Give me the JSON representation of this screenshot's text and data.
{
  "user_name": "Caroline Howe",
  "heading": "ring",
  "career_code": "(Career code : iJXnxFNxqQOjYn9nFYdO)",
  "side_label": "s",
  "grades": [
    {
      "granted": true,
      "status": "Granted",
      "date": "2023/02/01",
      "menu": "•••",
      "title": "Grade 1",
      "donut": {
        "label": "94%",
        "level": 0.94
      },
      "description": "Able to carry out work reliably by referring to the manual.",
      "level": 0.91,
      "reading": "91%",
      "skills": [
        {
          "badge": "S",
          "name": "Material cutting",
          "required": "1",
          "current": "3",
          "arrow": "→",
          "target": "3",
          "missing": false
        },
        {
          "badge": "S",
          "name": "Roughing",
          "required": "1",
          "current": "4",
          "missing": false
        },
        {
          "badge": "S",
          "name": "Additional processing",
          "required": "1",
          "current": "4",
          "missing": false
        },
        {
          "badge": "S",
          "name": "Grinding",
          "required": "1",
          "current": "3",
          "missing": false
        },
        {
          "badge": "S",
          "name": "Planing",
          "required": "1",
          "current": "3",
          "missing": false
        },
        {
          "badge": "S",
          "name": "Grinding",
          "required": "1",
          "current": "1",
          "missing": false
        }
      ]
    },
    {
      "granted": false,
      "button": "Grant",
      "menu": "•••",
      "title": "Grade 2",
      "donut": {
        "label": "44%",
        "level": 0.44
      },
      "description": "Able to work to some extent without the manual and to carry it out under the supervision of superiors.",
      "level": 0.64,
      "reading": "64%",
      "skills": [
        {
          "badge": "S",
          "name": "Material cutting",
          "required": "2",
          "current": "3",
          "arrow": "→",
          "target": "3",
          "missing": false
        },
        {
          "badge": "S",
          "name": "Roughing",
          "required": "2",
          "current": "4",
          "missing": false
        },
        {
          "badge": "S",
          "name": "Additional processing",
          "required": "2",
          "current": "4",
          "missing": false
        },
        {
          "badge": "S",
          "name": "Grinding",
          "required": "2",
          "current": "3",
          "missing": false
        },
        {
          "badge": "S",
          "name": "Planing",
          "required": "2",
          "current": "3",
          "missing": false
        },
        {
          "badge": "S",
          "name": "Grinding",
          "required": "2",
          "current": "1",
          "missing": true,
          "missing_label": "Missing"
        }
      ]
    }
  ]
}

▬▬▬

■ YOUR TASK ■
Faithfully transcribe the whole of the data.

■ COMPLETED EXERCISE ■
Give me the JSON representation of this screenshot's text and data.
{
  "user_name": "Caroline Howe",
  "heading": "ring",
  "career_code": "(Career code : iJXnxFNxqQOjYn9nFYdO)",
  "side_label": "s",
  "grades": [
    {
      "granted": true,
      "status": "Granted",
      "date": "2023/02/01",
      "menu": "•••",
      "title": "Grade 1",
      "donut": {
        "label": "94%",
        "level": 0.94
      },
      "description": "Able to carry out work reliably by referring to the manual.",
      "level": 0.91,
      "reading": "91%",
      "skills": [
        {
          "badge": "S",
          "name": "Material cutting",
          "required": "1",
          "current": "3",
          "arrow": "→",
          "target": "3",
          "missing": false
        },
        {
          "badge": "S",
          "name": "Roughing",
          "required": "1",
          "current": "4",
          "missing": false
        },
        {
          "badge": "S",
          "name": "Additional processing",
          "required": "1",
          "current": "4",
          "missing": false
        },
        {
          "badge": "S",
          "name": "Grinding",
          "required": "1",
          "current": "3",
          "missing": false
        },
        {
          "badge": "S",
          "name": "Planing",
          "required": "1",
          "current": "3",
          "missing": false
        },
        {
          "badge": "S",
          "name": "Grinding",
          "required": "1",
          "current": "1",
          "missing": false
        }
      ]
    },
    {
      "granted": false,
      "button": "Grant",
      "menu": "•••",
      "title": "Grade 2",
      "donut": {
        "label": "44%",
        "level": 0.44
      },
      "description": "Able to work to some extent without the manual and to carry it out under the supervision of superiors.",
      "level": 0.64,
      "reading": "64%",
      "skills": [
        {
          "badge": "S",
          "name": "Material cutting",
          "required": "2",
          "current": "3",
          "arrow": "→",
          "target": "3",
          "missing": false
        },
        {
          "badge": "S",
          "name": "Roughing",
          "required": "2",
          "current": "4",
          "missing": false
        },
        {
          "badge": "S",
          "name": "Additional processing",
          "required": "2",
          "current": "4",
          "missing": false
        },
        {
          "badge": "S",
          "name": "Grinding",
          "required": "2",
          "current": "3",
          "missing": false
        },
        {
          "badge": "S",
          "name": "Planing",
          "required": "2",
          "current": "3",
          "missing": false
        },
        {
          "badge": "S",
          "name": "Grinding",
          "required": "2",
          "current": "1",
          "missing": true,
          "missing_label": "Missing"
        }
      ]
    }
  ]
}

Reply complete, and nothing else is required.